> _Material to process_:

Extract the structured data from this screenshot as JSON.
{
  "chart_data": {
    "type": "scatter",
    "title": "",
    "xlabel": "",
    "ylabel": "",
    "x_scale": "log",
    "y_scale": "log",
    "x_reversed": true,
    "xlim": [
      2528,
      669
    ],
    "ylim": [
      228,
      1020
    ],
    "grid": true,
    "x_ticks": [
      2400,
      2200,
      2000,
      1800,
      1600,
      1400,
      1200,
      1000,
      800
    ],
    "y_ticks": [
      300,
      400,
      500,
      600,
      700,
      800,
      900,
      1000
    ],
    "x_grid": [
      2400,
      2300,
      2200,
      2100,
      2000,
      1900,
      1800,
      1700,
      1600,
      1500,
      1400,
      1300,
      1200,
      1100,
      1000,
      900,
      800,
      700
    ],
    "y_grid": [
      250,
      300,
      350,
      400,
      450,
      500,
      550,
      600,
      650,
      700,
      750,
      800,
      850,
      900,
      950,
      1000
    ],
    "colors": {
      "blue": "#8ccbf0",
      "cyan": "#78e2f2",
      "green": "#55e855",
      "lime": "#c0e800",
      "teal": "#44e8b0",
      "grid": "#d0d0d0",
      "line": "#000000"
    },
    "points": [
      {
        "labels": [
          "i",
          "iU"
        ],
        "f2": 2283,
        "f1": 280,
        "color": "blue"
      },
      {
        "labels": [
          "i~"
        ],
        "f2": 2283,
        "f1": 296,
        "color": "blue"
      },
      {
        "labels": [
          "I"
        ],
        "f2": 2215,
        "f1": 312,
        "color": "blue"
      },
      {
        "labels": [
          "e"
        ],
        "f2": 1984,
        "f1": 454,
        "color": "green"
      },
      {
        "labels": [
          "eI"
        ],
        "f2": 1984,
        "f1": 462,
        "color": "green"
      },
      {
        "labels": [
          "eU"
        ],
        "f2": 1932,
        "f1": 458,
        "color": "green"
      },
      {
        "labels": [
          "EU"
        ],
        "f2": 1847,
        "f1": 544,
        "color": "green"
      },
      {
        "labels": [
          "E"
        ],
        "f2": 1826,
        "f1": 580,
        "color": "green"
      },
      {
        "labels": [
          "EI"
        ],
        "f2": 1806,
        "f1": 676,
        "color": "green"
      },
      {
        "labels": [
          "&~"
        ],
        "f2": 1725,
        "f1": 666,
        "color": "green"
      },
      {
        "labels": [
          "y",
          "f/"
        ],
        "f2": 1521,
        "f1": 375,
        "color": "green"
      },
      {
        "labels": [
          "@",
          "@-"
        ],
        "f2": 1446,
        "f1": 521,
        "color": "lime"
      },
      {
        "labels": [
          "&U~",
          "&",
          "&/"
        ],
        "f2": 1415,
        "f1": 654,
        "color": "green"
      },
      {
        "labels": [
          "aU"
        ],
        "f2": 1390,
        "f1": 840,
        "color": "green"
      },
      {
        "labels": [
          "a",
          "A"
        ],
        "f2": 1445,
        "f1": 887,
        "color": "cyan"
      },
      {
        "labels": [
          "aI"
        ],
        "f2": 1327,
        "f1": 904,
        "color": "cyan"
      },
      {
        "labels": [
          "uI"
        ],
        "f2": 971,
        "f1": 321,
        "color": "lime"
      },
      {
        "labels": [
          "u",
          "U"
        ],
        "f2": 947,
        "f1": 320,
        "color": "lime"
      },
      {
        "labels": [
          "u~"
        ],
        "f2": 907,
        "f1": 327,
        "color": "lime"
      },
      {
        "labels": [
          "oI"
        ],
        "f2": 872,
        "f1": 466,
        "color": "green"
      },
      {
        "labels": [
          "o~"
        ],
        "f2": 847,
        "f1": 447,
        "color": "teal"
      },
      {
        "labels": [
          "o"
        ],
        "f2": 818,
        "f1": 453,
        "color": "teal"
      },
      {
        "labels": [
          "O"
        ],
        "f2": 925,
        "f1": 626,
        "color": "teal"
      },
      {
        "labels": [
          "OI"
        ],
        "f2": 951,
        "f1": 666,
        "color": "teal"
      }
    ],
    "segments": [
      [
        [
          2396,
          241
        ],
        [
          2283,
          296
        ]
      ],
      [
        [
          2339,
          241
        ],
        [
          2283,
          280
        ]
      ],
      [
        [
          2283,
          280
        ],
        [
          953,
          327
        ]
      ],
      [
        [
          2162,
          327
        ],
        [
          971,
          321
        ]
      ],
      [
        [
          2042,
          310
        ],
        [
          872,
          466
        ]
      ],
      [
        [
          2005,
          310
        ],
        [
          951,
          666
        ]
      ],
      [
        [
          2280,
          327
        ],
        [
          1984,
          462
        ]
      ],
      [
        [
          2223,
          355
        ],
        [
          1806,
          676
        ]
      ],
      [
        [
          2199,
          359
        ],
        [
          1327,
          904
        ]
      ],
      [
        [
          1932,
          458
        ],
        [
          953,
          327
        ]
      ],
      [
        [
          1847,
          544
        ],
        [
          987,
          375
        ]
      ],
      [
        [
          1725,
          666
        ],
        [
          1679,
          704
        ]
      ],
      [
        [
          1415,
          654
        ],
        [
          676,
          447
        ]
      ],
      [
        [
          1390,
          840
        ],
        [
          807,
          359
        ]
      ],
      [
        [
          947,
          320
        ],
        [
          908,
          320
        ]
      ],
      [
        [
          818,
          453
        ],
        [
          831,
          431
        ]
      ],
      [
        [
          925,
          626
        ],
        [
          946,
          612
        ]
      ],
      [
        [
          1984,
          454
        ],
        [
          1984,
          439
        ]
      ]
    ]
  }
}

> _To be done_:
Copy out each record exactly as given, omitting none.

> _Worked solution_:
Extract the structured data from this screenshot as JSON.
{
  "chart_data": {
    "type": "scatter",
    "title": "",
    "xlabel": "",
    "ylabel": "",
    "x_scale": "log",
    "y_scale": "log",
    "x_reversed": true,
    "xlim": [
      2528,
      669
    ],
    "ylim": [
      228,
      1020
    ],
    "grid": true,
    "x_ticks": [
      2400,
      2200,
      2000,
      1800,
      1600,
      1400,
      1200,
      1000,
      800
    ],
    "y_ticks": [
      300,
      400,
      500,
      600,
      700,
      800,
      900,
      1000
    ],
    "x_grid": [
      2400,
      2300,
      2200,
      2100,
      2000,
      1900,
      1800,
      1700,
      1600,
      1500,
      1400,
      1300,
      1200,
      1100,
      1000,
      900,
      800,
      700
    ],
    "y_grid": [
      250,
      300,
      350,
      400,
      450,
      500,
      550,
      600,
      650,
      700,
      750,
      800,
      850,
      900,
      950,
      1000
    ],
    "colors": {
      "blue": "#8ccbf0",
      "cyan": "#78e2f2",
      "green": "#55e855",
      "lime": "#c0e800",
      "teal": "#44e8b0",
      "grid": "#d0d0d0",
      "line": "#000000"
    },
    "points": [
      {
        "labels": [
          "i",
          "iU"
        ],
        "f2": 2283,
        "f1": 280,
        "color": "blue"
      },
      {
        "labels": [
          "i~"
        ],
        "f2": 2283,
        "f1": 296,
        "color": "blue"
      },
      {
        "labels": [
          "I"
        ],
        "f2": 2215,
        "f1": 312,
        "color": "blue"
      },
      {
        "labels": [
          "e"
        ],
        "f2": 1984,
        "f1": 454,
        "color": "green"
      },
      {
        "labels": [
          "eI"
        ],
        "f2": 1984,
        "f1": 462,
        "color": "green"
      },
      {
        "labels": [
          "eU"
        ],
        "f2": 1932,
        "f1": 458,
        "color": "green"
      },
      {
        "labels": [
          "EU"
        ],
        "f2": 1847,
        "f1": 544,
        "color": "green"
      },
      {
        "labels": [
          "E"
        ],
        "f2": 1826,
        "f1": 580,
        "color": "green"
      },
      {
        "labels": [
          "EI"
        ],
        "f2": 1806,
        "f1": 676,
        "color": "green"
      },
      {
        "labels": [
          "&~"
        ],
        "f2": 1725,
        "f1": 666,
        "color": "green"
      },
      {
        "labels": [
          "y",
          "f/"
        ],
        "f2": 1521,
        "f1": 375,
        "color": "green"
      },
      {
        "labels": [
          "@",
          "@-"
        ],
        "f2": 1446,
        "f1": 521,
        "color": "lime"
      },
      {
        "labels": [
          "&U~",
          "&",
          "&/"
        ],
        "f2": 1415,
        "f1": 654,
        "color": "green"
      },
      {
        "labels": [
          "aU"
        ],
        "f2": 1390,
        "f1": 840,
        "color": "green"
      },
      {
        "labels": [
          "a",
          "A"
        ],
        "f2": 1445,
        "f1": 887,
        "color": "cyan"
      },
      {
        "labels": [
          "aI"
        ],
        "f2": 1327,
        "f1": 904,
        "color": "cyan"
      },
      {
        "labels": [
          "uI"
        ],
        "f2": 971,
        "f1": 321,
        "color": "lime"
      },
      {
        "labels": [
          "u",
          "U"
        ],
        "f2": 947,
        "f1": 320,
        "color": "lime"
      },
      {
        "labels": [
          "u~"
        ],
        "f2": 907,
        "f1": 327,
        "color": "lime"
      },
      {
        "labels": [
          "oI"
        ],
        "f2": 872,
        "f1": 466,
        "color": "green"
      },
      {
        "labels": [
          "o~"
        ],
        "f2": 847,
        "f1": 447,
        "color": "teal"
      },
      {
        "labels": [
          "o"
        ],
        "f2": 818,
        "f1": 453,
        "color": "teal"
      },
      {
        "labels": [
          "O"
        ],
        "f2": 925,
        "f1": 626,
        "color": "teal"
      },
      {
        "labels": [
          "OI"
        ],
        "f2": 951,
        "f1": 666,
        "color": "teal"
      }
    ],
    "segments": [
      [
        [
          2396,
          241
        ],
        [
          2283,
          296
        ]
      ],
      [
        [
          2339,
          241
        ],
        [
          2283,
          280
        ]
      ],
      [
        [
          2283,
          280
        ],
        [
          953,
          327
        ]
      ],
      [
        [
          2162,
          327
        ],
        [
          971,
          321
        ]
      ],
      [
        [
          2042,
          310
        ],
        [
          872,
          466
        ]
      ],
      [
        [
          2005,
          310
        ],
        [
          951,
          666
        ]
      ],
      [
        [
          2280,
          327
        ],
        [
          1984,
          462
        ]
      ],
      [
        [
          2223,
          355
        ],
        [
          1806,
          676
        ]
      ],
      [
        [
          2199,
          359
        ],
        [
          1327,
          904
        ]
      ],
      [
        [
          1932,
          458
        ],
        [
          953,
          327
        ]
      ],
      [
        [
          1847,
          544
        ],
        [
          987,
          375
        ]
      ],
      [
        [
          1725,
          666
        ],
        [
          1679,
          704
        ]
      ],
      [
        [
          1415,
          654
        ],
        [
          676,
          447
        ]
      ],
      [
        [
          1390,
          840
        ],
        [
          807,
          359
        ]
      ],
      [
        [
          947,
          320
        ],
        [
          908,
          320
        ]
      ],
      [
        [
          818,
          453
        ],
        [
          831,
          431
        ]
      ],
      [
        [
          925,
          626
        ],
        [
          946,
          612
        ]
      ],
      [
        [
          1984,
          454
        ],
        [
          1984,
          439
        ]
      ]
    ]
  }
}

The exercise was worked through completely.